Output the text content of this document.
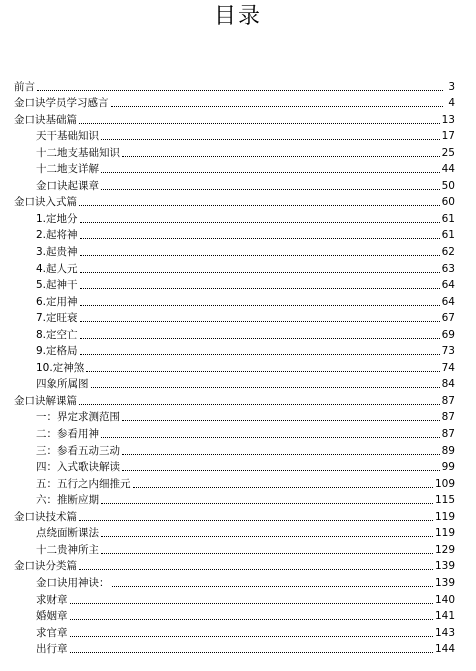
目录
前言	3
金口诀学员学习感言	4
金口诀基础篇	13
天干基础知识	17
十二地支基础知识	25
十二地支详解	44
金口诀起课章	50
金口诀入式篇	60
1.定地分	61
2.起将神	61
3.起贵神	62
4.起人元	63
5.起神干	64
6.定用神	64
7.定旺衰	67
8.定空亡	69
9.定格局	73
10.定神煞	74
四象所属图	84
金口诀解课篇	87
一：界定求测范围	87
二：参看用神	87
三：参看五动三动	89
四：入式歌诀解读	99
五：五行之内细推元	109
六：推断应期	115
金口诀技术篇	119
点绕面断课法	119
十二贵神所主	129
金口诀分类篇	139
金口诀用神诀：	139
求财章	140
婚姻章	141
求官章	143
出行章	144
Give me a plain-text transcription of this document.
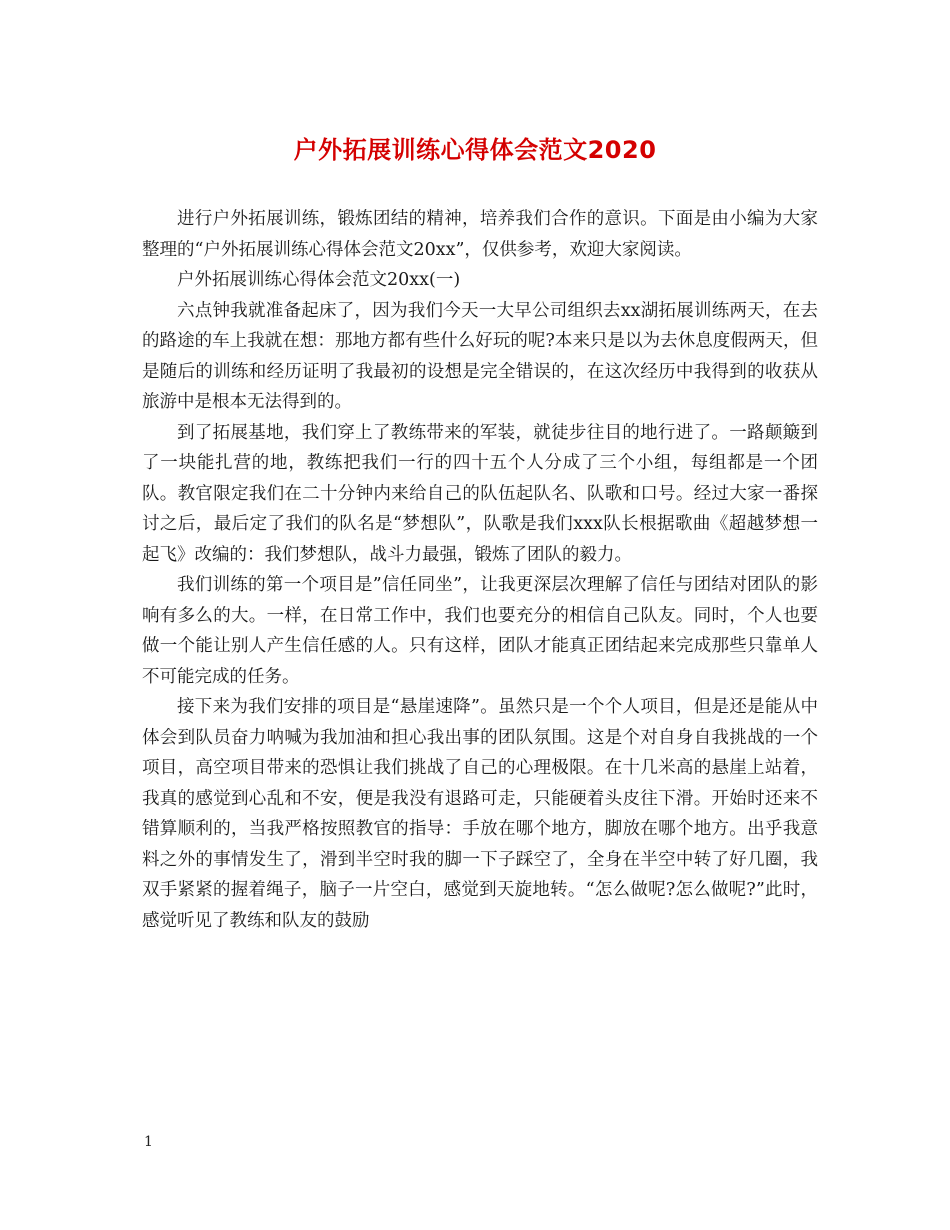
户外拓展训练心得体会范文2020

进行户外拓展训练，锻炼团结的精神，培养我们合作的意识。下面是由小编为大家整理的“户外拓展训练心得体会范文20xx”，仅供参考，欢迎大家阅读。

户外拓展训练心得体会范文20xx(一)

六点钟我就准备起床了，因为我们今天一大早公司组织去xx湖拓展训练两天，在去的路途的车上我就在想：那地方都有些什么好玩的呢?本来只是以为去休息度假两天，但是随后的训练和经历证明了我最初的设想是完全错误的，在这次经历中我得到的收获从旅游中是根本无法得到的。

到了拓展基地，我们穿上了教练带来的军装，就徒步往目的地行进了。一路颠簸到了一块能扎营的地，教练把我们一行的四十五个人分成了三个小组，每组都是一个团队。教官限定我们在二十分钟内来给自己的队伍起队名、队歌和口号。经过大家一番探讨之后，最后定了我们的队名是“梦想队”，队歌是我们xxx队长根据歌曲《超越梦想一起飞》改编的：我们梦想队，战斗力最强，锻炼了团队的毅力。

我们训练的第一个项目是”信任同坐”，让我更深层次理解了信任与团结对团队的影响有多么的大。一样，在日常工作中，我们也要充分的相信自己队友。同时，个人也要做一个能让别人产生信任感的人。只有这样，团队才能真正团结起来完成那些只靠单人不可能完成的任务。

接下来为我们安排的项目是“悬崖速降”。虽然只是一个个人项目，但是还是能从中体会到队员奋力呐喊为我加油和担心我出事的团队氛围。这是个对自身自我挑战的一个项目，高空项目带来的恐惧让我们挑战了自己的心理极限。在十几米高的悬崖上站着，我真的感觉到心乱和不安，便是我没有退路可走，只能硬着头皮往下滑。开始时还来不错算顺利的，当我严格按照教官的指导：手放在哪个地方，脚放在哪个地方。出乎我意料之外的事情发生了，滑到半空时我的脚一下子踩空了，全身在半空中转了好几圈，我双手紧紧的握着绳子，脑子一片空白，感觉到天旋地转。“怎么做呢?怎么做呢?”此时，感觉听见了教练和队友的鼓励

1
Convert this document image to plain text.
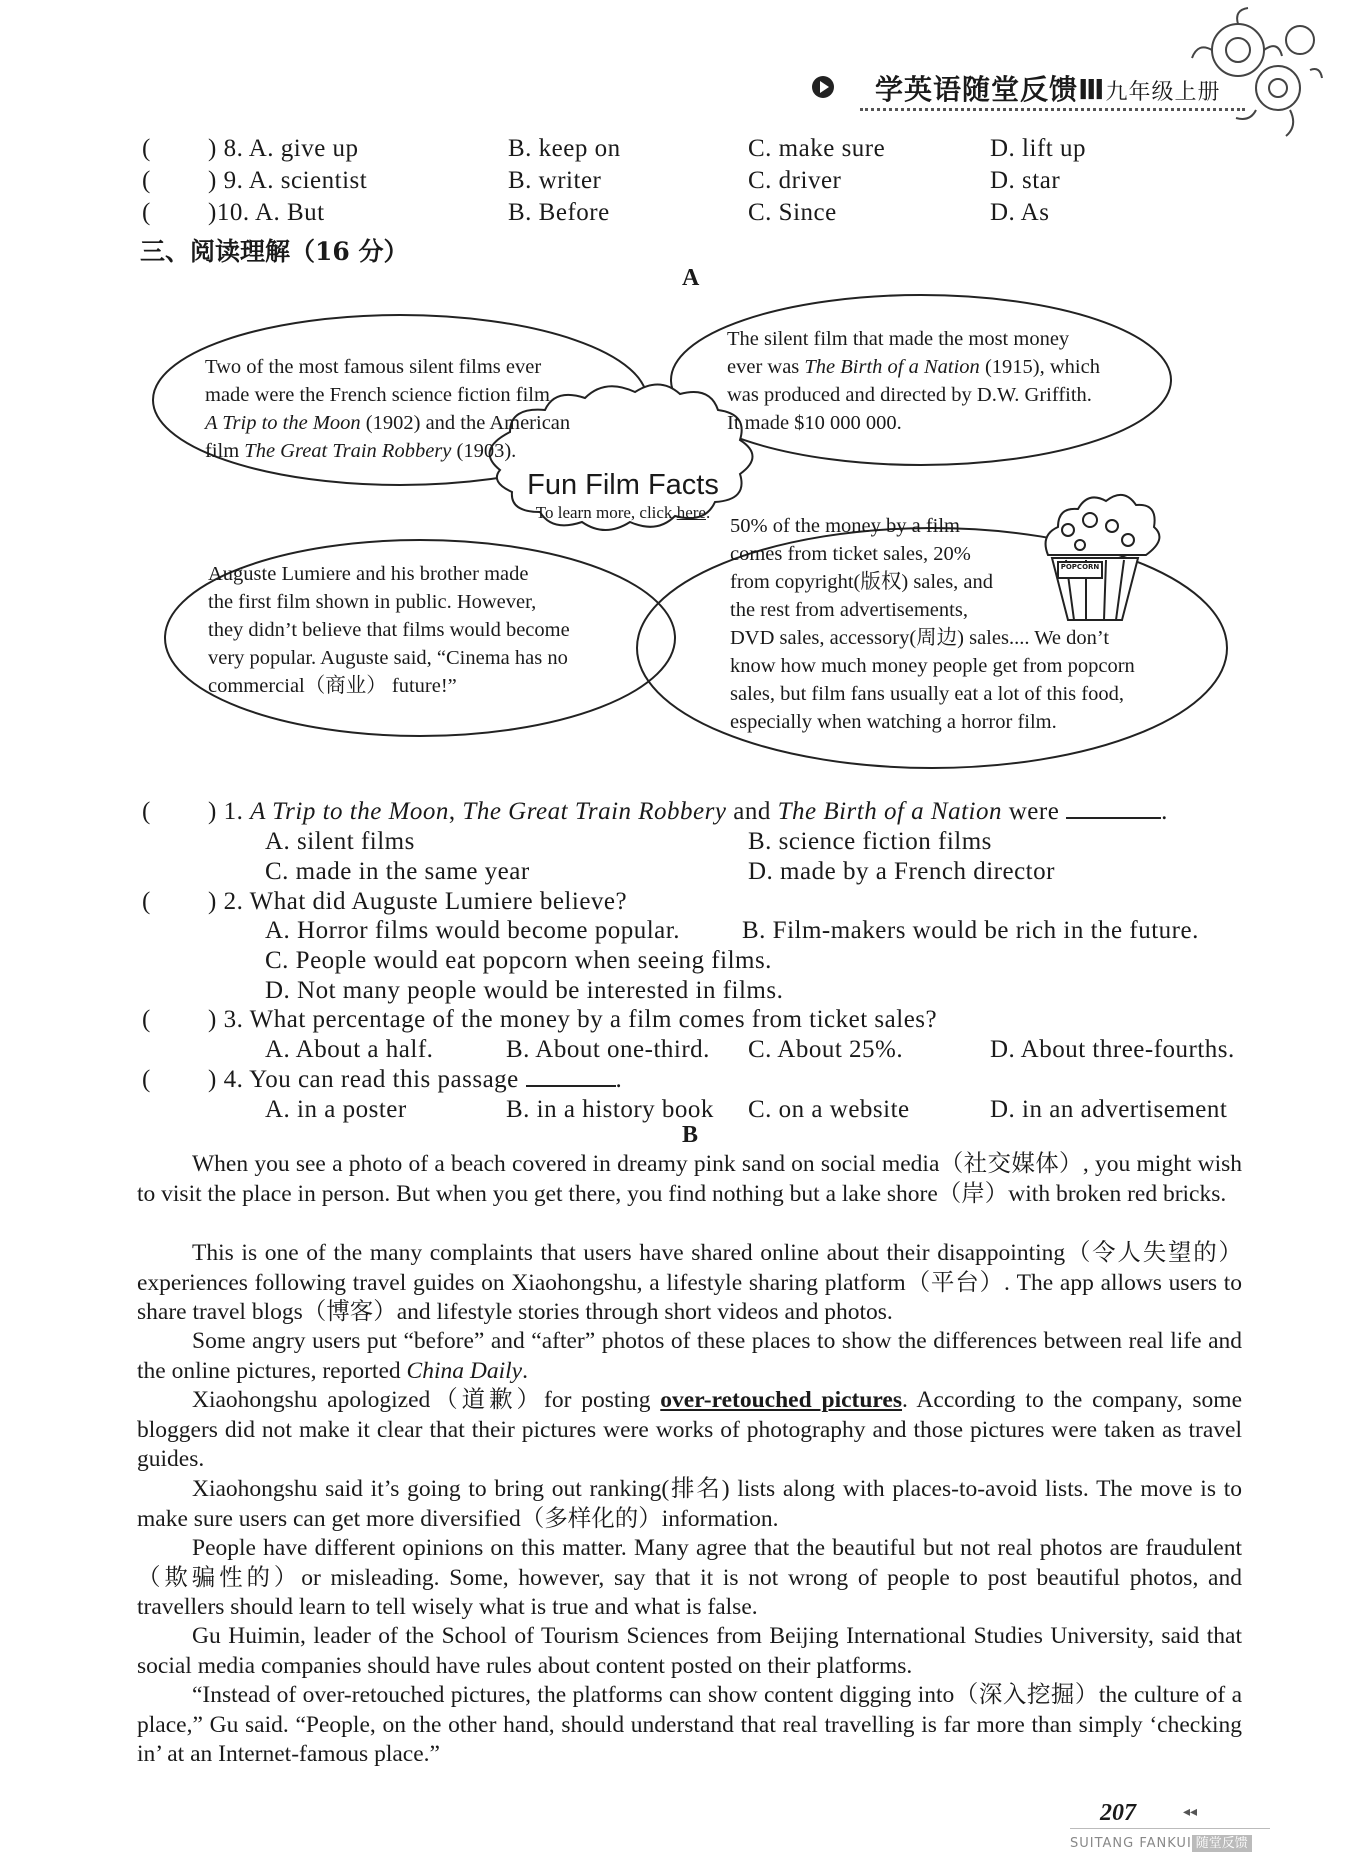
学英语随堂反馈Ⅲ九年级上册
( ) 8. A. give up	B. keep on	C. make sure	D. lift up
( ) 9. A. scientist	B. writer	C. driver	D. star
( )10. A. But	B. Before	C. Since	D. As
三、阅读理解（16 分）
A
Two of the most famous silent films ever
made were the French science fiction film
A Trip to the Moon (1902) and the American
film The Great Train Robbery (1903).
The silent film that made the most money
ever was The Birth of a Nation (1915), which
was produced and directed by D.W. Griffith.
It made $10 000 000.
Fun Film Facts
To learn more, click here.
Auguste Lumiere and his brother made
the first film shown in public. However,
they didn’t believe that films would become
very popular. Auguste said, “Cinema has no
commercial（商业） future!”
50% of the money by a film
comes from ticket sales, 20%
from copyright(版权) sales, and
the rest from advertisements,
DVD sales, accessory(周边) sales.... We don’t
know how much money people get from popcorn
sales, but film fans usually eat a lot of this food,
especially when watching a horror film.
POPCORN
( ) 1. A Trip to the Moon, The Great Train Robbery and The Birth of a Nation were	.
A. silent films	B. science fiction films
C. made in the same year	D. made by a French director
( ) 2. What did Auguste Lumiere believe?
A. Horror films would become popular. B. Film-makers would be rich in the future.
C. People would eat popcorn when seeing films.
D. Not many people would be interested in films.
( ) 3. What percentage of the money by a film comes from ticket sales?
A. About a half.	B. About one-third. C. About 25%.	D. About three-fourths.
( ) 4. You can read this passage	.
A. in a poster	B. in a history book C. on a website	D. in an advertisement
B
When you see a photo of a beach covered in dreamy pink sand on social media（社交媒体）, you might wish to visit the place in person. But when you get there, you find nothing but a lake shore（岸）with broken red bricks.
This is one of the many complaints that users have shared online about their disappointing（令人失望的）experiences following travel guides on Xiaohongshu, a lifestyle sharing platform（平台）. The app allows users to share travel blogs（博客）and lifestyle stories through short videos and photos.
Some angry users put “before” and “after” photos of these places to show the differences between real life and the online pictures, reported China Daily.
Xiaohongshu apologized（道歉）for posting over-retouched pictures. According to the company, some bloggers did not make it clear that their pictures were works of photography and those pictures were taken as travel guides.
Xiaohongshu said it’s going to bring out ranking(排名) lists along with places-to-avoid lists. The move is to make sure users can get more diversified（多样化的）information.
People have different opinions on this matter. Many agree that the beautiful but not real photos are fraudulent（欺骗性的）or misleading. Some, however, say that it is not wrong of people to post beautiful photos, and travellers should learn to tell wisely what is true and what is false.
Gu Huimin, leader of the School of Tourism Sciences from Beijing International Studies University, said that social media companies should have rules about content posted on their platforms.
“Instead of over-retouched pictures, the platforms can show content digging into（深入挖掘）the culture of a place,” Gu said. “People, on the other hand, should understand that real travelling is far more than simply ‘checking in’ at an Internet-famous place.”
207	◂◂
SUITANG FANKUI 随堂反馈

---------------

== Given problem ==
Print all of the records shown above exactly, leaving out each picture.

== Correct output ==
Output the text content of this document.
目录
前言	3
金口诀学员学习感言	4
金口诀基础篇	13
天干基础知识	17
十二地支基础知识	25
十二地支详解	44
金口诀起课章	50
金口诀入式篇	60
1.定地分	61
2.起将神	61
3.起贵神	62
4.起人元	63
5.起神干	64
6.定用神	64
7.定旺衰	67
8.定空亡	69
9.定格局	73
10.定神煞	74
四象所属图	84
金口诀解课篇	87
一：界定求测范围	87
二：参看用神	87
三：参看五动三动	89
四：入式歌诀解读	99
五：五行之内细推元	109
六：推断应期	115
金口诀技术篇	119
点绕面断课法	119
十二贵神所主	129
金口诀分类篇	139
金口诀用神诀：	139
求财章	140
婚姻章	141
求官章	143
出行章	144
Give me a plain-text transcription of this document.
户外拓展训练心得体会范文2020

进行户外拓展训练，锻炼团结的精神，培养我们合作的意识。下面是由小编为大家整理的“户外拓展训练心得体会范文20xx”，仅供参考，欢迎大家阅读。

户外拓展训练心得体会范文20xx(一)

六点钟我就准备起床了，因为我们今天一大早公司组织去xx湖拓展训练两天，在去的路途的车上我就在想：那地方都有些什么好玩的呢?本来只是以为去休息度假两天，但是随后的训练和经历证明了我最初的设想是完全错误的，在这次经历中我得到的收获从旅游中是根本无法得到的。

到了拓展基地，我们穿上了教练带来的军装，就徒步往目的地行进了。一路颠簸到了一块能扎营的地，教练把我们一行的四十五个人分成了三个小组，每组都是一个团队。教官限定我们在二十分钟内来给自己的队伍起队名、队歌和口号。经过大家一番探讨之后，最后定了我们的队名是“梦想队”，队歌是我们xxx队长根据歌曲《超越梦想一起飞》改编的：我们梦想队，战斗力最强，锻炼了团队的毅力。

我们训练的第一个项目是”信任同坐”，让我更深层次理解了信任与团结对团队的影响有多么的大。一样，在日常工作中，我们也要充分的相信自己队友。同时，个人也要做一个能让别人产生信任感的人。只有这样，团队才能真正团结起来完成那些只靠单人不可能完成的任务。

接下来为我们安排的项目是“悬崖速降”。虽然只是一个个人项目，但是还是能从中体会到队员奋力呐喊为我加油和担心我出事的团队氛围。这是个对自身自我挑战的一个项目，高空项目带来的恐惧让我们挑战了自己的心理极限。在十几米高的悬崖上站着，我真的感觉到心乱和不安，便是我没有退路可走，只能硬着头皮往下滑。开始时还来不错算顺利的，当我严格按照教官的指导：手放在哪个地方，脚放在哪个地方。出乎我意料之外的事情发生了，滑到半空时我的脚一下子踩空了，全身在半空中转了好几圈，我双手紧紧的握着绳子，脑子一片空白，感觉到天旋地转。“怎么做呢?怎么做呢?”此时，感觉听见了教练和队友的鼓励

1
Convert this document image to plain text.
学英语随堂反馈Ⅲ九年级上册
( ) 8. A. give up	B. keep on	C. make sure	D. lift up
( ) 9. A. scientist	B. writer	C. driver	D. star
( )10. A. But	B. Before	C. Since	D. As
三、阅读理解（16 分）
A
Two of the most famous silent films ever
made were the French science fiction film
A Trip to the Moon (1902) and the American
film The Great Train Robbery (1903).
The silent film that made the most money
ever was The Birth of a Nation (1915), which
was produced and directed by D.W. Griffith.
It made $10 000 000.
Fun Film Facts
To learn more, click here.
Auguste Lumiere and his brother made
the first film shown in public. However,
they didn’t believe that films would become
very popular. Auguste said, “Cinema has no
commercial（商业） future!”
50% of the money by a film
comes from ticket sales, 20%
from copyright(版权) sales, and
the rest from advertisements,
DVD sales, accessory(周边) sales.... We don’t
know how much money people get from popcorn
sales, but film fans usually eat a lot of this food,
especially when watching a horror film.
POPCORN
( ) 1. A Trip to the Moon, The Great Train Robbery and The Birth of a Nation were	.
A. silent films	B. science fiction films
C. made in the same year	D. made by a French director
( ) 2. What did Auguste Lumiere believe?
A. Horror films would become popular. B. Film-makers would be rich in the future.
C. People would eat popcorn when seeing films.
D. Not many people would be interested in films.
( ) 3. What percentage of the money by a film comes from ticket sales?
A. About a half.	B. About one-third. C. About 25%.	D. About three-fourths.
( ) 4. You can read this passage	.
A. in a poster	B. in a history book C. on a website	D. in an advertisement
B
When you see a photo of a beach covered in dreamy pink sand on social media（社交媒体）, you might wish to visit the place in person. But when you get there, you find nothing but a lake shore（岸）with broken red bricks.
This is one of the many complaints that users have shared online about their disappointing（令人失望的）experiences following travel guides on Xiaohongshu, a lifestyle sharing platform（平台）. The app allows users to share travel blogs（博客）and lifestyle stories through short videos and photos.
Some angry users put “before” and “after” photos of these places to show the differences between real life and the online pictures, reported China Daily.
Xiaohongshu apologized（道歉）for posting over-retouched pictures. According to the company, some bloggers did not make it clear that their pictures were works of photography and those pictures were taken as travel guides.
Xiaohongshu said it’s going to bring out ranking(排名) lists along with places-to-avoid lists. The move is to make sure users can get more diversified（多样化的）information.
People have different opinions on this matter. Many agree that the beautiful but not real photos are fraudulent（欺骗性的）or misleading. Some, however, say that it is not wrong of people to post beautiful photos, and travellers should learn to tell wisely what is true and what is false.
Gu Huimin, leader of the School of Tourism Sciences from Beijing International Studies University, said that social media companies should have rules about content posted on their platforms.
“Instead of over-retouched pictures, the platforms can show content digging into（深入挖掘）the culture of a place,” Gu said. “People, on the other hand, should understand that real travelling is far more than simply ‘checking in’ at an Internet-famous place.”
207	◂◂
SUITANG FANKUI 随堂反馈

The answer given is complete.